◆ THE EXERCISE
Quote all entries in full, exactly.

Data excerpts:
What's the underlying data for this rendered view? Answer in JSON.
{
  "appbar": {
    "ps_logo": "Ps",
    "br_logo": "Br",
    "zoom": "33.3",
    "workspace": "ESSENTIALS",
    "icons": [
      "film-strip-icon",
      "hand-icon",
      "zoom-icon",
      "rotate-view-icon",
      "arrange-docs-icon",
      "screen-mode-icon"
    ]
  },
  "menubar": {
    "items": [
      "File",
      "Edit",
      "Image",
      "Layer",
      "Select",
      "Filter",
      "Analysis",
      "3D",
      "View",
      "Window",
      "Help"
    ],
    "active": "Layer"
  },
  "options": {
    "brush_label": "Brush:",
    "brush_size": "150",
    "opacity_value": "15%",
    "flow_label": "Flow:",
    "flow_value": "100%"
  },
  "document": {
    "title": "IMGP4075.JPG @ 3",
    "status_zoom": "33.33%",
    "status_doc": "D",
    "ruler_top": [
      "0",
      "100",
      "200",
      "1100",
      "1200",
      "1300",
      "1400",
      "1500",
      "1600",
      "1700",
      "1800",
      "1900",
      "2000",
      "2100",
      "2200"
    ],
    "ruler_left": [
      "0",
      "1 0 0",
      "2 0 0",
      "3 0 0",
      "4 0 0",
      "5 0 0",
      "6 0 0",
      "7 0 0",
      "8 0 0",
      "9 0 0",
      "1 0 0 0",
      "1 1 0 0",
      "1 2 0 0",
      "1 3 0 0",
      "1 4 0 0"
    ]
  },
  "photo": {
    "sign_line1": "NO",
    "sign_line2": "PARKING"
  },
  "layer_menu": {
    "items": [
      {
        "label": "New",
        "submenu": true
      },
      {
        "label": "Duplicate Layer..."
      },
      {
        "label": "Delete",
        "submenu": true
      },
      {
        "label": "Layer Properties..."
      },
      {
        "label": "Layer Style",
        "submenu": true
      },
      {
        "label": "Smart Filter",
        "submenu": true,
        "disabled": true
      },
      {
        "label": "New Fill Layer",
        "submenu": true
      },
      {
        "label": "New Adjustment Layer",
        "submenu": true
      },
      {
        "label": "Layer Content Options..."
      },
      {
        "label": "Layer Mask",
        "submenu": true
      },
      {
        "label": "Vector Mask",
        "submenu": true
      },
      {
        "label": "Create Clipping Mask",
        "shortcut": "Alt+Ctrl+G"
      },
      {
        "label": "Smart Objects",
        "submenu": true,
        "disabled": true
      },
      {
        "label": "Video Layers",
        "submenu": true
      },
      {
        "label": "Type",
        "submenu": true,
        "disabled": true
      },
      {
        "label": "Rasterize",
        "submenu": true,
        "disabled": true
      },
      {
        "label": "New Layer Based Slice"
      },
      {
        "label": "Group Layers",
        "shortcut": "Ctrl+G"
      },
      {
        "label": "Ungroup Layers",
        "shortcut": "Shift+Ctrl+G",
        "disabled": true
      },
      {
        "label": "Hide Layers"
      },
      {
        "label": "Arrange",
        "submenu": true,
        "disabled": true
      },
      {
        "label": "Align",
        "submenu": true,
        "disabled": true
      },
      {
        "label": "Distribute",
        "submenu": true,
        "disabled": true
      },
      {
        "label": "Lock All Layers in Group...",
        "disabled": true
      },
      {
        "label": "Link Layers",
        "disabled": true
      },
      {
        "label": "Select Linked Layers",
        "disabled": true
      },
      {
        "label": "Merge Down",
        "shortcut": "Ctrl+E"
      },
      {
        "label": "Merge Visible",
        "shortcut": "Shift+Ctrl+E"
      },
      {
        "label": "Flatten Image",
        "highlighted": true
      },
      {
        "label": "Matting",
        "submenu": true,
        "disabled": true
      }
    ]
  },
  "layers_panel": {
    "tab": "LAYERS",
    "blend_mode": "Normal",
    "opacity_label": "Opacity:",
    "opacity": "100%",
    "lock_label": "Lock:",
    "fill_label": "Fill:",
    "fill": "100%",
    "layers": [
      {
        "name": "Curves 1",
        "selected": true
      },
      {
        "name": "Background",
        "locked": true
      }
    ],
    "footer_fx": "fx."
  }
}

◆ EXERCISE OUTPUT
What's the underlying data for this rendered view? Answer in JSON.
{
  "appbar": {
    "ps_logo": "Ps",
    "br_logo": "Br",
    "zoom": "33.3",
    "workspace": "ESSENTIALS",
    "icons": [
      "film-strip-icon",
      "hand-icon",
      "zoom-icon",
      "rotate-view-icon",
      "arrange-docs-icon",
      "screen-mode-icon"
    ]
  },
  "menubar": {
    "items": [
      "File",
      "Edit",
      "Image",
      "Layer",
      "Select",
      "Filter",
      "Analysis",
      "3D",
      "View",
      "Window",
      "Help"
    ],
    "active": "Layer"
  },
  "options": {
    "brush_label": "Brush:",
    "brush_size": "150",
    "opacity_value": "15%",
    "flow_label": "Flow:",
    "flow_value": "100%"
  },
  "document": {
    "title": "IMGP4075.JPG @ 3",
    "status_zoom": "33.33%",
    "status_doc": "D",
    "ruler_top": [
      "0",
      "100",
      "200",
      "1100",
      "1200",
      "1300",
      "1400",
      "1500",
      "1600",
      "1700",
      "1800",
      "1900",
      "2000",
      "2100",
      "2200"
    ],
    "ruler_left": [
      "0",
      "1 0 0",
      "2 0 0",
      "3 0 0",
      "4 0 0",
      "5 0 0",
      "6 0 0",
      "7 0 0",
      "8 0 0",
      "9 0 0",
      "1 0 0 0",
      "1 1 0 0",
      "1 2 0 0",
      "1 3 0 0",
      "1 4 0 0"
    ]
  },
  "photo": {
    "sign_line1": "NO",
    "sign_line2": "PARKING"
  },
  "layer_menu": {
    "items": [
      {
        "label": "New",
        "submenu": true
      },
      {
        "label": "Duplicate Layer..."
      },
      {
        "label": "Delete",
        "submenu": true
      },
      {
        "label": "Layer Properties..."
      },
      {
        "label": "Layer Style",
        "submenu": true
      },
      {
        "label": "Smart Filter",
        "submenu": true,
        "disabled": true
      },
      {
        "label": "New Fill Layer",
        "submenu": true
      },
      {
        "label": "New Adjustment Layer",
        "submenu": true
      },
      {
        "label": "Layer Content Options..."
      },
      {
        "label": "Layer Mask",
        "submenu": true
      },
      {
        "label": "Vector Mask",
        "submenu": true
      },
      {
        "label": "Create Clipping Mask",
        "shortcut": "Alt+Ctrl+G"
      },
      {
        "label": "Smart Objects",
        "submenu": true,
        "disabled": true
      },
      {
        "label": "Video Layers",
        "submenu": true
      },
      {
        "label": "Type",
        "submenu": true,
        "disabled": true
      },
      {
        "label": "Rasterize",
        "submenu": true,
        "disabled": true
      },
      {
        "label": "New Layer Based Slice"
      },
      {
        "label": "Group Layers",
        "shortcut": "Ctrl+G"
      },
      {
        "label": "Ungroup Layers",
        "shortcut": "Shift+Ctrl+G",
        "disabled": true
      },
      {
        "label": "Hide Layers"
      },
      {
        "label": "Arrange",
        "submenu": true,
        "disabled": true
      },
      {
        "label": "Align",
        "submenu": true,
        "disabled": true
      },
      {
        "label": "Distribute",
        "submenu": true,
        "disabled": true
      },
      {
        "label": "Lock All Layers in Group...",
        "disabled": true
      },
      {
        "label": "Link Layers",
        "disabled": true
      },
      {
        "label": "Select Linked Layers",
        "disabled": true
      },
      {
        "label": "Merge Down",
        "shortcut": "Ctrl+E"
      },
      {
        "label": "Merge Visible",
        "shortcut": "Shift+Ctrl+E"
      },
      {
        "label": "Flatten Image",
        "highlighted": true
      },
      {
        "label": "Matting",
        "submenu": true,
        "disabled": true
      }
    ]
  },
  "layers_panel": {
    "tab": "LAYERS",
    "blend_mode": "Normal",
    "opacity_label": "Opacity:",
    "opacity": "100%",
    "lock_label": "Lock:",
    "fill_label": "Fill:",
    "fill": "100%",
    "layers": [
      {
        "name": "Curves 1",
        "selected": true
      },
      {
        "name": "Background",
        "locked": true
      }
    ],
    "footer_fx": "fx."
  }
}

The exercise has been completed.